→ **What you need to do**
Extract every line that contains the word "this".

[Data excerpts]
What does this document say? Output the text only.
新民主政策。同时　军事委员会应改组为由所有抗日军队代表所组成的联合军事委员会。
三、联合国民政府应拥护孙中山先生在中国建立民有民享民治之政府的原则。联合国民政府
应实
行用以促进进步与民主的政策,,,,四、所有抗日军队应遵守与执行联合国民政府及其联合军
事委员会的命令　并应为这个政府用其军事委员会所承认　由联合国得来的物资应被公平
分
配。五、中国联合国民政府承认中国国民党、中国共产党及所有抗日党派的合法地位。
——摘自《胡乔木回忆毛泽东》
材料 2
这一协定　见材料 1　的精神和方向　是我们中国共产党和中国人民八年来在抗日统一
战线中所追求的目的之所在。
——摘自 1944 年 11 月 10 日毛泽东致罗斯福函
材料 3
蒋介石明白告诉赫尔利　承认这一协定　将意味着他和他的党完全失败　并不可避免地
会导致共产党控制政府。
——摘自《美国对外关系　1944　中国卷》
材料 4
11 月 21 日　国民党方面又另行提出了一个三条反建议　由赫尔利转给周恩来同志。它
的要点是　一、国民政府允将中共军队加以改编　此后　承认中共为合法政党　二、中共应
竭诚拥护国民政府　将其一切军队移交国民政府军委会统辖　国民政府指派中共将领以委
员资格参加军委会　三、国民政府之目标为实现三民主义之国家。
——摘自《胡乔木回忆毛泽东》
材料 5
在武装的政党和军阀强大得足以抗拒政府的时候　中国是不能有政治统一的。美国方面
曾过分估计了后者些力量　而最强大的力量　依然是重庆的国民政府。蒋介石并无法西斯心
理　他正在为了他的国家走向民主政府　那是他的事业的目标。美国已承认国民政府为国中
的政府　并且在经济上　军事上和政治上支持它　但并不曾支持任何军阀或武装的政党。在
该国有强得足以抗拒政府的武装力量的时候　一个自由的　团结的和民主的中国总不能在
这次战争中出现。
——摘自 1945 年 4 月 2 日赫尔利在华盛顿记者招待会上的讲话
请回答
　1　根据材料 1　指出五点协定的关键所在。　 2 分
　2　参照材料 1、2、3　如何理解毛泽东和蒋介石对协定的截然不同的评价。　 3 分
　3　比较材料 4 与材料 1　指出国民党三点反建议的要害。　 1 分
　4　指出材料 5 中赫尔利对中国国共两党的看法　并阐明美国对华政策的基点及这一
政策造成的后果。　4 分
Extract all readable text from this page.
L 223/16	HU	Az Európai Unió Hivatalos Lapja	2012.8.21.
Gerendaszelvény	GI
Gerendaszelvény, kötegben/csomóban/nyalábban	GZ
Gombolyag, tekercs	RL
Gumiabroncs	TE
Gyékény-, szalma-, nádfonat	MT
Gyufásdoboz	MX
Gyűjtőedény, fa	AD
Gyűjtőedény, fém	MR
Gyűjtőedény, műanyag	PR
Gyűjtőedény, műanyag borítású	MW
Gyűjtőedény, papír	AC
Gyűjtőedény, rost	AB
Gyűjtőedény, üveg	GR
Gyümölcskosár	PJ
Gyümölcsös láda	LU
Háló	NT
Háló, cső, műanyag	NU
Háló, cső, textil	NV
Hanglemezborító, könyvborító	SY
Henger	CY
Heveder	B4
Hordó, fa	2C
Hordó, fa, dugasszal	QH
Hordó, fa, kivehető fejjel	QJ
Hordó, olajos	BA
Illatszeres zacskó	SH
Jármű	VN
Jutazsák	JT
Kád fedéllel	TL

→ **Output of the exercise**
What does this document say? Output the text only.
Extract all readable text from this page.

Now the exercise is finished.